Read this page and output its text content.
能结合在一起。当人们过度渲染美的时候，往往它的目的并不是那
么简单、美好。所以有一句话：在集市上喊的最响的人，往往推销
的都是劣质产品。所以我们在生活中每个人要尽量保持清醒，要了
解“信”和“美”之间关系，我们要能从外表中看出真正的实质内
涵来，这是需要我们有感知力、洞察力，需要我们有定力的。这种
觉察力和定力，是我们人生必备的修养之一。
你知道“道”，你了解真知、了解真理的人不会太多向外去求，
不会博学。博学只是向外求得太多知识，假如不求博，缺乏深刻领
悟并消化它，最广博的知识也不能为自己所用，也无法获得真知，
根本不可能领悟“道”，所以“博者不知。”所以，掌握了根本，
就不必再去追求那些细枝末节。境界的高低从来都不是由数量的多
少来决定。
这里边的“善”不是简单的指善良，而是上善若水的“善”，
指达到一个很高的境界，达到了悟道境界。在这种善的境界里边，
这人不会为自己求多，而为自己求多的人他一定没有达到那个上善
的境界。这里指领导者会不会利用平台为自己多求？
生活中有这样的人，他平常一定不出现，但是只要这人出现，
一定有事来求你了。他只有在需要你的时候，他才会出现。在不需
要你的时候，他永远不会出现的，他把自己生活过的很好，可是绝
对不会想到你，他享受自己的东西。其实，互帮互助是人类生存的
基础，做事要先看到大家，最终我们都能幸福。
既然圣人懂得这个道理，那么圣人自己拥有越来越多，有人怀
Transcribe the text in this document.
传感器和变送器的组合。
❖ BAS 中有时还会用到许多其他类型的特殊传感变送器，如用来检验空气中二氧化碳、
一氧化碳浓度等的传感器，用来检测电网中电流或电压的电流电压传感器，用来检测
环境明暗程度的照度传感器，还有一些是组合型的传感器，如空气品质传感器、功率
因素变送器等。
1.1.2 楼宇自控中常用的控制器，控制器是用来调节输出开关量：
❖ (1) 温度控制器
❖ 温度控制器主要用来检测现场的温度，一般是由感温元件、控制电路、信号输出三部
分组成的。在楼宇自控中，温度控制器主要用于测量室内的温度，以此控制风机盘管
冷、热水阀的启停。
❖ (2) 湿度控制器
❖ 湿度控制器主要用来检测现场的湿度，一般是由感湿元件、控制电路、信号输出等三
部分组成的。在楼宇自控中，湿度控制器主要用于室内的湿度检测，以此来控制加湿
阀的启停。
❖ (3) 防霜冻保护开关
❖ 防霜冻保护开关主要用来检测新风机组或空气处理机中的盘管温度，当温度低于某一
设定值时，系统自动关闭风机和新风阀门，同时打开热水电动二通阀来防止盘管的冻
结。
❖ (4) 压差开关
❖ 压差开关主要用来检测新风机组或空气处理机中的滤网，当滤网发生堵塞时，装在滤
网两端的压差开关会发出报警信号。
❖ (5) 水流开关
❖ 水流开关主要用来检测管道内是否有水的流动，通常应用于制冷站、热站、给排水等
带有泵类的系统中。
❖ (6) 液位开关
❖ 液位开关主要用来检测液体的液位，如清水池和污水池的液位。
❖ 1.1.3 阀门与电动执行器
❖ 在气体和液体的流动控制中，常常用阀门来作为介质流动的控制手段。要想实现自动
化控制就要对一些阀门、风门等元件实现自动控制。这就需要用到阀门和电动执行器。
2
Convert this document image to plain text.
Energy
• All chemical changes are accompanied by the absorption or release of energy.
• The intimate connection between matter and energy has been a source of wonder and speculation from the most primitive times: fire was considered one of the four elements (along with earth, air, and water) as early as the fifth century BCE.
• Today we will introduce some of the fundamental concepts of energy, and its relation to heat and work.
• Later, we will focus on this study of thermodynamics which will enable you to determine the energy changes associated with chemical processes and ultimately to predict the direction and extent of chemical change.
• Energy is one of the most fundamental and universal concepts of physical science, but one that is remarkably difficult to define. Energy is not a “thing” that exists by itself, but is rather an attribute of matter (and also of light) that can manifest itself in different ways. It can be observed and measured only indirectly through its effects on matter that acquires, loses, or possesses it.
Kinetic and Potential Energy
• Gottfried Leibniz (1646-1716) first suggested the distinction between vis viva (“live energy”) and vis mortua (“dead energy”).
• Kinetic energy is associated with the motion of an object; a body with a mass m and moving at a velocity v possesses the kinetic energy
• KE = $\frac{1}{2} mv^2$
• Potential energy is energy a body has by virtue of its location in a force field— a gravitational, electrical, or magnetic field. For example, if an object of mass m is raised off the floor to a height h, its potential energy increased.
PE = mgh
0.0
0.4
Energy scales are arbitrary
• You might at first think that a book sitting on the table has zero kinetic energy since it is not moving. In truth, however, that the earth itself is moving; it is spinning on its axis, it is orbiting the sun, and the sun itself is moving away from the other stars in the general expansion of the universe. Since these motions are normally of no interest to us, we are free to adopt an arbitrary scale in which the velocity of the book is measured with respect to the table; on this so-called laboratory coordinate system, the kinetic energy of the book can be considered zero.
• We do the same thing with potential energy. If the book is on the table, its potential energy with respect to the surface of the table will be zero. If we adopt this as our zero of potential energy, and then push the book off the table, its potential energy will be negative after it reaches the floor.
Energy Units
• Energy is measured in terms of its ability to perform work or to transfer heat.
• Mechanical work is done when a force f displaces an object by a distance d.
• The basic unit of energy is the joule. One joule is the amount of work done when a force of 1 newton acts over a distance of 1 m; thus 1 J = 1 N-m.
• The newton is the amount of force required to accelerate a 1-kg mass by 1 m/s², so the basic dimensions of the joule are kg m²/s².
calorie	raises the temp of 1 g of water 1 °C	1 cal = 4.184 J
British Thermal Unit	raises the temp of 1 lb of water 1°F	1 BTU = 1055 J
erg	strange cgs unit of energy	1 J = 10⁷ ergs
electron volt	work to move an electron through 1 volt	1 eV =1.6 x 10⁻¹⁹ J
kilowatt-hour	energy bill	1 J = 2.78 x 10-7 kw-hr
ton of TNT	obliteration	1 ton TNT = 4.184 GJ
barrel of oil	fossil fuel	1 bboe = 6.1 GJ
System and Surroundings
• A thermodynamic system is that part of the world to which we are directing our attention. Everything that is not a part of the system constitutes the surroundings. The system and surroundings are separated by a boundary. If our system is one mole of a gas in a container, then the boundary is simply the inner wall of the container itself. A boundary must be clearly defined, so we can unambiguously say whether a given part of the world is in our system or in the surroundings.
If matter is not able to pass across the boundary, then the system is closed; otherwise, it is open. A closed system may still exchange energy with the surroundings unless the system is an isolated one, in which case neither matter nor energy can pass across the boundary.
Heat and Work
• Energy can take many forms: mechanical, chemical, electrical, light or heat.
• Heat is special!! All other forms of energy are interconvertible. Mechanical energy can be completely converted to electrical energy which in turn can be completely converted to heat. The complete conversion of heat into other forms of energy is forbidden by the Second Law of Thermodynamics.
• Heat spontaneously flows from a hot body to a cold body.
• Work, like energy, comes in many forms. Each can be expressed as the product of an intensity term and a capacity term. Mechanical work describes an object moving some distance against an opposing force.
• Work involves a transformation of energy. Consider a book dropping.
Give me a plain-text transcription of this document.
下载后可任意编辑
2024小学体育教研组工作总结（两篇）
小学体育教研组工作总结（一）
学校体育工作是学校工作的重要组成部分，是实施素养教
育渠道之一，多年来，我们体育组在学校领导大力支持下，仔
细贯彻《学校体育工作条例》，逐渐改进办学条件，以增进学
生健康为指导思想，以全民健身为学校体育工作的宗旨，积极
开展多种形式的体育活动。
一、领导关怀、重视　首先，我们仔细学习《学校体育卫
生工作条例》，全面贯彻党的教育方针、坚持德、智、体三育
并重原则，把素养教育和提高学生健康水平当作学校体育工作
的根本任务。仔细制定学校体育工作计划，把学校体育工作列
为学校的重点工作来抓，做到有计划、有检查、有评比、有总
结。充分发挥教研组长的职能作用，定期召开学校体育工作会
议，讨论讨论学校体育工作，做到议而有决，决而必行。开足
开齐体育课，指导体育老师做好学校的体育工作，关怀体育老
::::
## Required task
Find each line holding "newton". Copy it out.

## Answer to this exercise
• The basic unit of energy is the joule. One joule is the amount of work done when a force of 1 newton acts over a distance of 1 m; thus 1 J = 1 N-m.
• The newton is the amount of force required to accelerate a 1-kg mass by 1 m/s², so the basic dimensions of the joule are kg m²/s².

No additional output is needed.